__WHAT IS REQUIRED__: Repeat every line of the material, character for character.

Stored records:
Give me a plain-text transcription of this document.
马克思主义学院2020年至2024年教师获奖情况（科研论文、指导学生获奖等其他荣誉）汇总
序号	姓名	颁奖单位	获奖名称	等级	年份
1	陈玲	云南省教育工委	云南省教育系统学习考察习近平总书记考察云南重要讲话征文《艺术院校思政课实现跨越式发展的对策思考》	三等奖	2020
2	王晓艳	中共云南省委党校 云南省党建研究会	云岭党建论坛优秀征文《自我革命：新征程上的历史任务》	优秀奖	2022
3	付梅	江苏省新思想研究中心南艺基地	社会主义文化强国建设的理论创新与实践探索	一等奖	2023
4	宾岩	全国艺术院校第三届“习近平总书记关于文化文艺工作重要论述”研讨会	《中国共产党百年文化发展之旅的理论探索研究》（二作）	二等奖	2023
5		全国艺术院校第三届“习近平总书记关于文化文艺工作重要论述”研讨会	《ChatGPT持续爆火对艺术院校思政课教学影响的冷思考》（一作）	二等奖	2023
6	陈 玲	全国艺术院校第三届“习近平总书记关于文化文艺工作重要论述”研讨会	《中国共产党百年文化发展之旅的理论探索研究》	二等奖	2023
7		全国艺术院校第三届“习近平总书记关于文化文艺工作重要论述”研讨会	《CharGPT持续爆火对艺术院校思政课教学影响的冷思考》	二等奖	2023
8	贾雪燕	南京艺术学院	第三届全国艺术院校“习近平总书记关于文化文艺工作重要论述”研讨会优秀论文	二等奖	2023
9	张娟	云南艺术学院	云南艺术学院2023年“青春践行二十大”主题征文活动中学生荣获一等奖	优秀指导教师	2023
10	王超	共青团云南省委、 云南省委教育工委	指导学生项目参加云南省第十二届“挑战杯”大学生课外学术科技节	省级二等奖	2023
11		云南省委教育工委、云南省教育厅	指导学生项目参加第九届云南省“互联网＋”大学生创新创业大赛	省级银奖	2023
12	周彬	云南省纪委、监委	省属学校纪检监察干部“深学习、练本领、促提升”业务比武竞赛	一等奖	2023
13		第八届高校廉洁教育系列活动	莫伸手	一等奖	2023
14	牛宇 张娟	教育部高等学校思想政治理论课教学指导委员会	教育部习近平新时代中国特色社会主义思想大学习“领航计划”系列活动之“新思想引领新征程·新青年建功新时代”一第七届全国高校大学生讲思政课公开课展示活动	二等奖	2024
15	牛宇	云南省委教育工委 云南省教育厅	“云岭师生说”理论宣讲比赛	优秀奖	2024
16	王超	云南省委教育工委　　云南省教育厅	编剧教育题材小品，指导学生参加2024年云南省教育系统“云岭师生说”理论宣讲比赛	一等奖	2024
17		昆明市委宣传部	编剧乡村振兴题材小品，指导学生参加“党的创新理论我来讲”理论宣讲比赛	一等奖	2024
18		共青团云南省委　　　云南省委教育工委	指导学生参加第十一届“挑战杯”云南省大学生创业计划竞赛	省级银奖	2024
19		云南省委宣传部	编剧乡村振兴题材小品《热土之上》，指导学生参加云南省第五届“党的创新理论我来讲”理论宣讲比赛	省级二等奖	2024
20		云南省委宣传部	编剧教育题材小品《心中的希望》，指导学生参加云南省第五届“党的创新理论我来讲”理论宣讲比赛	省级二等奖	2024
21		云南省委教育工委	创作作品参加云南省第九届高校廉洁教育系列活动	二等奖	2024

__TASK RESULT__:
Give me a plain-text transcription of this document.
马克思主义学院2020年至2024年教师获奖情况（科研论文、指导学生获奖等其他荣誉）汇总
序号	姓名	颁奖单位	获奖名称	等级	年份
1	陈玲	云南省教育工委	云南省教育系统学习考察习近平总书记考察云南重要讲话征文《艺术院校思政课实现跨越式发展的对策思考》	三等奖	2020
2	王晓艳	中共云南省委党校 云南省党建研究会	云岭党建论坛优秀征文《自我革命：新征程上的历史任务》	优秀奖	2022
3	付梅	江苏省新思想研究中心南艺基地	社会主义文化强国建设的理论创新与实践探索	一等奖	2023
4	宾岩	全国艺术院校第三届“习近平总书记关于文化文艺工作重要论述”研讨会	《中国共产党百年文化发展之旅的理论探索研究》（二作）	二等奖	2023
5		全国艺术院校第三届“习近平总书记关于文化文艺工作重要论述”研讨会	《ChatGPT持续爆火对艺术院校思政课教学影响的冷思考》（一作）	二等奖	2023
6	陈 玲	全国艺术院校第三届“习近平总书记关于文化文艺工作重要论述”研讨会	《中国共产党百年文化发展之旅的理论探索研究》	二等奖	2023
7		全国艺术院校第三届“习近平总书记关于文化文艺工作重要论述”研讨会	《CharGPT持续爆火对艺术院校思政课教学影响的冷思考》	二等奖	2023
8	贾雪燕	南京艺术学院	第三届全国艺术院校“习近平总书记关于文化文艺工作重要论述”研讨会优秀论文	二等奖	2023
9	张娟	云南艺术学院	云南艺术学院2023年“青春践行二十大”主题征文活动中学生荣获一等奖	优秀指导教师	2023
10	王超	共青团云南省委、 云南省委教育工委	指导学生项目参加云南省第十二届“挑战杯”大学生课外学术科技节	省级二等奖	2023
11		云南省委教育工委、云南省教育厅	指导学生项目参加第九届云南省“互联网＋”大学生创新创业大赛	省级银奖	2023
12	周彬	云南省纪委、监委	省属学校纪检监察干部“深学习、练本领、促提升”业务比武竞赛	一等奖	2023
13		第八届高校廉洁教育系列活动	莫伸手	一等奖	2023
14	牛宇 张娟	教育部高等学校思想政治理论课教学指导委员会	教育部习近平新时代中国特色社会主义思想大学习“领航计划”系列活动之“新思想引领新征程·新青年建功新时代”一第七届全国高校大学生讲思政课公开课展示活动	二等奖	2024
15	牛宇	云南省委教育工委 云南省教育厅	“云岭师生说”理论宣讲比赛	优秀奖	2024
16	王超	云南省委教育工委　　云南省教育厅	编剧教育题材小品，指导学生参加2024年云南省教育系统“云岭师生说”理论宣讲比赛	一等奖	2024
17		昆明市委宣传部	编剧乡村振兴题材小品，指导学生参加“党的创新理论我来讲”理论宣讲比赛	一等奖	2024
18		共青团云南省委　　　云南省委教育工委	指导学生参加第十一届“挑战杯”云南省大学生创业计划竞赛	省级银奖	2024
19		云南省委宣传部	编剧乡村振兴题材小品《热土之上》，指导学生参加云南省第五届“党的创新理论我来讲”理论宣讲比赛	省级二等奖	2024
20		云南省委宣传部	编剧教育题材小品《心中的希望》，指导学生参加云南省第五届“党的创新理论我来讲”理论宣讲比赛	省级二等奖	2024
21		云南省委教育工委	创作作品参加云南省第九届高校廉洁教育系列活动	二等奖	2024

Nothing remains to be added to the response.